** Begin **

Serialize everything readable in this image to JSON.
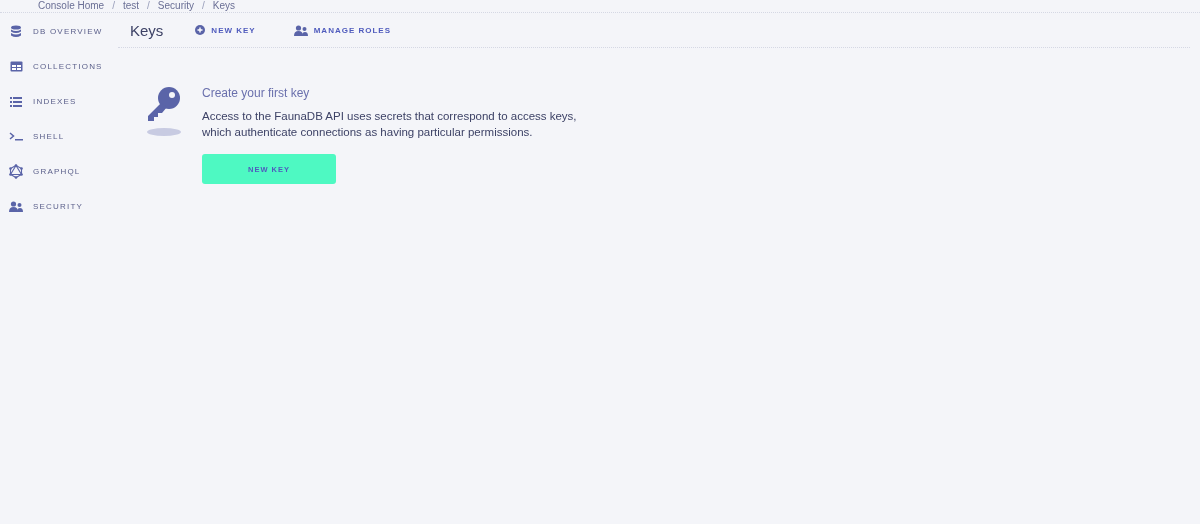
{
  "breadcrumb": {
    "separator": "/",
    "items": [
      "Console Home",
      "test",
      "Security",
      "Keys"
    ]
  },
  "sidebar": {
    "items": [
      {
        "label": "DB OVERVIEW",
        "kind": "database"
      },
      {
        "label": "COLLECTIONS",
        "kind": "table"
      },
      {
        "label": "INDEXES",
        "kind": "list"
      },
      {
        "label": "SHELL",
        "kind": "terminal"
      },
      {
        "label": "GRAPHQL",
        "kind": "graphql"
      },
      {
        "label": "SECURITY",
        "kind": "users"
      }
    ]
  },
  "header": {
    "title": "Keys",
    "actions": [
      {
        "label": "NEW KEY",
        "kind": "plus"
      },
      {
        "label": "MANAGE ROLES",
        "kind": "users"
      }
    ]
  },
  "empty_state": {
    "heading": "Create your first key",
    "body": "Access to the FaunaDB API uses secrets that correspond to access keys, which authenticate connections as having particular permissions.",
    "button": "NEW KEY"
  }
}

** End **

# TASK OBJECTIVE:
What comes back should match the records exactly, minus any pictures.

# EXPECTED ANSWER:
Serialize everything readable in this image to JSON.
{
  "breadcrumb": {
    "separator": "/",
    "items": [
      "Console Home",
      "test",
      "Security",
      "Keys"
    ]
  },
  "sidebar": {
    "items": [
      {
        "label": "DB OVERVIEW",
        "kind": "database"
      },
      {
        "label": "COLLECTIONS",
        "kind": "table"
      },
      {
        "label": "INDEXES",
        "kind": "list"
      },
      {
        "label": "SHELL",
        "kind": "terminal"
      },
      {
        "label": "GRAPHQL",
        "kind": "graphql"
      },
      {
        "label": "SECURITY",
        "kind": "users"
      }
    ]
  },
  "header": {
    "title": "Keys",
    "actions": [
      {
        "label": "NEW KEY",
        "kind": "plus"
      },
      {
        "label": "MANAGE ROLES",
        "kind": "users"
      }
    ]
  },
  "empty_state": {
    "heading": "Create your first key",
    "body": "Access to the FaunaDB API uses secrets that correspond to access keys, which authenticate connections as having particular permissions.",
    "button": "NEW KEY"
  }
}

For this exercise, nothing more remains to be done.